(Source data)
——————

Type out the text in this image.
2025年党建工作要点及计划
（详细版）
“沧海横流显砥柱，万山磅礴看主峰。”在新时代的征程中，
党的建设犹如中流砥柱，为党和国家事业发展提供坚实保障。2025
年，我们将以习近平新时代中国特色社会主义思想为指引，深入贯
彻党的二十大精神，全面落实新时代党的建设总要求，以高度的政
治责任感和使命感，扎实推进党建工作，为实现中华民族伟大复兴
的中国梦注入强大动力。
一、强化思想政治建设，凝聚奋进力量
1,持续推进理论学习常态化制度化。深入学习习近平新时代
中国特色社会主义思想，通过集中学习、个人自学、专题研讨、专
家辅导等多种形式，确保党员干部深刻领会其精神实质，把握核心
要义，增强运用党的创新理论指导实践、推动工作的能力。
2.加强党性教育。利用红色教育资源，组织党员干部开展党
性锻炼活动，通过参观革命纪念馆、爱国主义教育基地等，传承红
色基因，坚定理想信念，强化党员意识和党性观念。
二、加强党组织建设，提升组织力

——————

→ **Problem**
All the data must be duplicated exactly, with nothing added or removed.

→ **Answer in full**
Type out the text in this image.
2025年党建工作要点及计划
（详细版）
“沧海横流显砥柱，万山磅礴看主峰。”在新时代的征程中，
党的建设犹如中流砥柱，为党和国家事业发展提供坚实保障。2025
年，我们将以习近平新时代中国特色社会主义思想为指引，深入贯
彻党的二十大精神，全面落实新时代党的建设总要求，以高度的政
治责任感和使命感，扎实推进党建工作，为实现中华民族伟大复兴
的中国梦注入强大动力。
一、强化思想政治建设，凝聚奋进力量
1,持续推进理论学习常态化制度化。深入学习习近平新时代
中国特色社会主义思想，通过集中学习、个人自学、专题研讨、专
家辅导等多种形式，确保党员干部深刻领会其精神实质，把握核心
要义，增强运用党的创新理论指导实践、推动工作的能力。
2.加强党性教育。利用红色教育资源，组织党员干部开展党
性锻炼活动，通过参观革命纪念馆、爱国主义教育基地等，传承红
色基因，坚定理想信念，强化党员意识和党性观念。
二、加强党组织建设，提升组织力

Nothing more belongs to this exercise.